**WHAT YOU SHOULD DO:**
Make an exact copy of the listing below.
— START DATA FOR THIS TASK —
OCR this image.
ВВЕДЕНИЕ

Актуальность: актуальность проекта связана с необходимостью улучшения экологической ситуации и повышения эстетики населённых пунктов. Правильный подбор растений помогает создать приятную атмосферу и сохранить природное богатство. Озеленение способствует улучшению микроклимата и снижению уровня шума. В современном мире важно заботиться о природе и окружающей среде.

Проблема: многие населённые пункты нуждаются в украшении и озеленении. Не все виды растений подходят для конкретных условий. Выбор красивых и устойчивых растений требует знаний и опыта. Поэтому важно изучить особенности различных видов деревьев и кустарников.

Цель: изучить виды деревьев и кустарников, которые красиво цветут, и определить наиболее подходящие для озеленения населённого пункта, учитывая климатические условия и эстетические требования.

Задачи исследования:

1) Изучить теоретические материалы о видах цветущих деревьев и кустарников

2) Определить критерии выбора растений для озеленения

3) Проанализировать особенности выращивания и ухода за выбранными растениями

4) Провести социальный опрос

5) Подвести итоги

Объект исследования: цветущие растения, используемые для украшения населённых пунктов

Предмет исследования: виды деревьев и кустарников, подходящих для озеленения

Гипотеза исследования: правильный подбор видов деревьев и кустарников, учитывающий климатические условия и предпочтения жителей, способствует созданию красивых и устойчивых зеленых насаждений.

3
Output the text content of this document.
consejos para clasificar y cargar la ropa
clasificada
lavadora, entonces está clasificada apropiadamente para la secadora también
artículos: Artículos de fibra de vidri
— END DATA FOR THIS TASK —
**ANSWER:**
OCR this image.
ВВЕДЕНИЕ

Актуальность: актуальность проекта связана с необходимостью улучшения экологической ситуации и повышения эстетики населённых пунктов. Правильный подбор растений помогает создать приятную атмосферу и сохранить природное богатство. Озеленение способствует улучшению микроклимата и снижению уровня шума. В современном мире важно заботиться о природе и окружающей среде.

Проблема: многие населённые пункты нуждаются в украшении и озеленении. Не все виды растений подходят для конкретных условий. Выбор красивых и устойчивых растений требует знаний и опыта. Поэтому важно изучить особенности различных видов деревьев и кустарников.

Цель: изучить виды деревьев и кустарников, которые красиво цветут, и определить наиболее подходящие для озеленения населённого пункта, учитывая климатические условия и эстетические требования.

Задачи исследования:

1) Изучить теоретические материалы о видах цветущих деревьев и кустарников

2) Определить критерии выбора растений для озеленения

3) Проанализировать особенности выращивания и ухода за выбранными растениями

4) Провести социальный опрос

5) Подвести итоги

Объект исследования: цветущие растения, используемые для украшения населённых пунктов

Предмет исследования: виды деревьев и кустарников, подходящих для озеленения

Гипотеза исследования: правильный подбор видов деревьев и кустарников, учитывающий климатические условия и предпочтения жителей, способствует созданию красивых и устойчивых зеленых насаждений.

3
Output the text content of this document.
consejos para clasificar y cargar la ropa
clasificada
lavadora, entonces está clasificada apropiadamente para la secadora también
artículos: Artículos de fibra de vidri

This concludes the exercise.